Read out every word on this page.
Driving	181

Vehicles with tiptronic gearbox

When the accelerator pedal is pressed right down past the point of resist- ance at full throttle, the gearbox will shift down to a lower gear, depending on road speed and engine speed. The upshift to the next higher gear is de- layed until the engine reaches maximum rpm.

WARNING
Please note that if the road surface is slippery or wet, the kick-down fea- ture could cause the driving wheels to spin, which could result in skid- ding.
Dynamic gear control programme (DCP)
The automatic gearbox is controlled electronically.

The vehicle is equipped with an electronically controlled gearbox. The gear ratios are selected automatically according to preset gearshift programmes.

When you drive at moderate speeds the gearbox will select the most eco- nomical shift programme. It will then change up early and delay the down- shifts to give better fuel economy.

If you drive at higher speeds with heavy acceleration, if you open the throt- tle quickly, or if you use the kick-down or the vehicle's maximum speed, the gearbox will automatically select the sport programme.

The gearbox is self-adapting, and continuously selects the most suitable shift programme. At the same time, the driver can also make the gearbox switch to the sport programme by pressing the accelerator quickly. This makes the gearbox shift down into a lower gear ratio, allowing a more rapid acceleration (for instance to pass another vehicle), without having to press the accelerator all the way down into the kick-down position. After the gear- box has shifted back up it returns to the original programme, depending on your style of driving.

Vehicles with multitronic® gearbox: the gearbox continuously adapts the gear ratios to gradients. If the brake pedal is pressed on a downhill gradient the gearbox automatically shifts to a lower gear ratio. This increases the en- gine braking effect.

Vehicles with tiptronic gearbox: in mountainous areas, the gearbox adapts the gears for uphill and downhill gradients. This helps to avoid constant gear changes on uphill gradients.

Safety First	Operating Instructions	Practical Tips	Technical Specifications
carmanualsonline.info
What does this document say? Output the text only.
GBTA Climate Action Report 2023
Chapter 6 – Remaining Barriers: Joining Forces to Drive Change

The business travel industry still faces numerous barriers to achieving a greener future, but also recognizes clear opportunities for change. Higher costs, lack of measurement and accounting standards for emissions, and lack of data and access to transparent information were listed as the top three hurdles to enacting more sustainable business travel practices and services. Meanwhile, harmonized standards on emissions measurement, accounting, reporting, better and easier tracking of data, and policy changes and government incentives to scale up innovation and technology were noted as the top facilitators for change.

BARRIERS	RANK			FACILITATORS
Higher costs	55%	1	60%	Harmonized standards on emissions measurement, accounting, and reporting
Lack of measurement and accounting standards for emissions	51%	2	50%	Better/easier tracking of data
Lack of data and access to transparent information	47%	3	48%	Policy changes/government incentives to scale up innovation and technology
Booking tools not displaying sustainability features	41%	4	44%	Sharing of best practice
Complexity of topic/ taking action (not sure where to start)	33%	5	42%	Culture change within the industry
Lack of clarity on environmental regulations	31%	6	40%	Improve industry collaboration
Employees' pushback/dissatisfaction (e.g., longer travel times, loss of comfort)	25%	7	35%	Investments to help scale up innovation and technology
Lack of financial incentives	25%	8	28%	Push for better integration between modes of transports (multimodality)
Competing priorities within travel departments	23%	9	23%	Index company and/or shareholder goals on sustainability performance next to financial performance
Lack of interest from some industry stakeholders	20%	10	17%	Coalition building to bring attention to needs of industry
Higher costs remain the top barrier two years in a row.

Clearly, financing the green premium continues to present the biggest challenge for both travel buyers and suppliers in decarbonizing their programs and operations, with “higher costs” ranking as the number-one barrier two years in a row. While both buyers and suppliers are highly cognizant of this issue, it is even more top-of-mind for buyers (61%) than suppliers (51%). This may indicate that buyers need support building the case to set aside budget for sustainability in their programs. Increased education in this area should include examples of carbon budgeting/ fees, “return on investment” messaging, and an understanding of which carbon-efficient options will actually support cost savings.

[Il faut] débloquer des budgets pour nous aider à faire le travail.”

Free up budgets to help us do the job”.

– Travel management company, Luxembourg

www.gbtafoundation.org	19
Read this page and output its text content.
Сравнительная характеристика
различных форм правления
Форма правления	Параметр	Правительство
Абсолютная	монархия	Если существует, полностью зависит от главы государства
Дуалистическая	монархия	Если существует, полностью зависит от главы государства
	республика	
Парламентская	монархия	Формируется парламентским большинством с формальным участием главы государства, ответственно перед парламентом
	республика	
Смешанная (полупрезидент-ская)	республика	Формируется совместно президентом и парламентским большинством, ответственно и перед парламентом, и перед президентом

§ Goal
Identify the lines in the entries that hold "will" and return each one.

§ Expected output
When the accelerator pedal is pressed right down past the point of resist- ance at full throttle, the gearbox will shift down to a lower gear, depending on road speed and engine speed. The upshift to the next higher gear is de- layed until the engine reaches maximum rpm.
When you drive at moderate speeds the gearbox will select the most eco- nomical shift programme. It will then change up early and delay the down- shifts to give better fuel economy.
If you drive at higher speeds with heavy acceleration, if you open the throt- tle quickly, or if you use the kick-down or the vehicle's maximum speed, the gearbox will automatically select the sport programme.
Clearly, financing the green premium continues to present the biggest challenge for both travel buyers and suppliers in decarbonizing their programs and operations, with “higher costs” ranking as the number-one barrier two years in a row. While both buyers and suppliers are highly cognizant of this issue, it is even more top-of-mind for buyers (61%) than suppliers (51%). This may indicate that buyers need support building the case to set aside budget for sustainability in their programs. Increased education in this area should include examples of carbon budgeting/ fees, “return on investment” messaging, and an understanding of which carbon-efficient options will actually support cost savings.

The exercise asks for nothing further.